Texto de lectura:
***

Al que sí oigo es al almuédano de la mezquita contigua, la más vieja e importante de la Medina. Empieza a rugir poco antes del almuerzo, repite tres veces a lo largo de la tarde y comienzos de la noche, y remata la faena hacia las cinco de la madrugada. Recuerdo que en mis primeros años viviendo en países musulmanes me gustaba la llamada a la oración de los almuédanos, la asociaba con el cante jondo; ahora, lo confieso, me irrita. No es solo que me esté haciendo viejo, es que ahora, en lugar de un almuédano cantando a pelo, ponen grabaciones y las amplifican con altavoces cada vez más estrepitosos.

Cuando estoy escribiendo, esta forma de llamar a la oración me impide seguir trabajando. Aprovecho la pausa para subir a la azotea del palacete. Desde la sala abierta a un patio moruno donde he instalado el escritorio hasta la azotea, tengo que subir tres pisos a través de una red de escaleras angostas. Llego arriba rezongando y sin aliento, pero la vista sobre la bahía de Tánger, el Estrecho de Gibraltar y las costas gaditanas me devuelve el buen humor. El cielo es de un azul intenso, la luz saca lo mejor de todos los colores, sopla un vientecillo que trae tanto el olor del jazmín como el de la cloaca, y vuelvo a saber por qué he escogido este lugar para pasar la primavera escribiendo una segunda novela.

Miro a mi alrededor. Hay obras por todas partes. A diferencia de su padre, Hassan II, Mohamed VI adora esta ciudad y, entre otras cosas, está construyendo un nuevo puerto al pie de la Medina y la Kasbah y un nuevo paseo marítimo. La mayoría de los vecinos se las promete felices ante el resurgir de Tánger tras décadas de abandono, pero algunos se temen que la cosa vaya más bien en la línea de un Abu Dhabi o un Dubai.

Bajo al escritorio cuando termina el almuédano. Vivo solo en este palacete de la Medina, levantado a fines del siglo xix por el pintor orientalista catalán Josep Tapiró. Me lo han cedido sus propietarios, unos amigos residentes ahora en Madrid: Cecilia Fernández Suzor, directora durante años del Instituto Cervantes de esta ciudad, y su marido el arabista Bernabé López. Los dos estuvieron entre los personajes de Tangerina, mi primera novela; ella, disfrazada en el personaje de Alicia, él, con su nombre y apellido reales.

***

Qué harás:
1. Responde estas preguntas sobre el texto de lectura.
(a) ¿Hacia qué hora remata el almuédano la faena?
(b) ¿Cuántos pisos hay que subir desde la sala del escritorio hasta la azotea?
(c) ¿Quién levantó el palacete de la Medina?
2. Copia el tramo del texto de lectura que va desde "Cuando estoy escribiendo, esta" hasta "una segunda novela." y cambia "azotea" por "terraza".
Los registros no son necesarios para este trabajo.

Registros mostrados:
***

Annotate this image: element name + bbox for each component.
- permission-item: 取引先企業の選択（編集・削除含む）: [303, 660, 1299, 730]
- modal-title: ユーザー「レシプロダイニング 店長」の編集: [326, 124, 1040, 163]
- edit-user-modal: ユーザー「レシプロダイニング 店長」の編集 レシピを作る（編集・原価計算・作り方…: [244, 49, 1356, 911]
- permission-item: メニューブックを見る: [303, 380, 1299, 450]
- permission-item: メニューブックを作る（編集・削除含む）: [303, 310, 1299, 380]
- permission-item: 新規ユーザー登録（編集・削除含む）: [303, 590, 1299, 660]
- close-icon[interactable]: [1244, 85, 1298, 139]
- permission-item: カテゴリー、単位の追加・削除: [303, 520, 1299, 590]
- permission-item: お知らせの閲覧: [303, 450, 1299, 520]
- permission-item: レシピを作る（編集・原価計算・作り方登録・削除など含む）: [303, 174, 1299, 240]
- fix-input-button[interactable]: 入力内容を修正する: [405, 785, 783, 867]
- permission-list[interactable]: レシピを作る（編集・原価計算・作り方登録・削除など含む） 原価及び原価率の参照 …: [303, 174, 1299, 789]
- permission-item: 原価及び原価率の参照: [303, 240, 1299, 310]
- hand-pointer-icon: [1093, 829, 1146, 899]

***

Respuestas esperadas:
1.
(a) Hacia las cinco de la madrugada.
(b) Tres pisos.
(c) El pintor orientalista catalán Josep Tapiró.

2.
Cuando estoy escribiendo, esta forma de llamar a la oración me impide seguir trabajando. Aprovecho la pausa para subir a la terraza del palacete. Desde la sala abierta a un patio moruno donde he instalado el escritorio hasta la terraza, tengo que subir tres pisos a través de una red de escaleras angostas. Llego arriba rezongando y sin aliento, pero la vista sobre la bahía de Tánger, el Estrecho de Gibraltar y las costas gaditanas me devuelve el buen humor. El cielo es de un azul intenso, la luz saca lo mejor de todos los colores, sopla un vientecillo que trae tanto el olor del jazmín como el de la cloaca, y vuelvo a saber por qué he escogido este lugar para pasar la primavera escribiendo una segunda novela.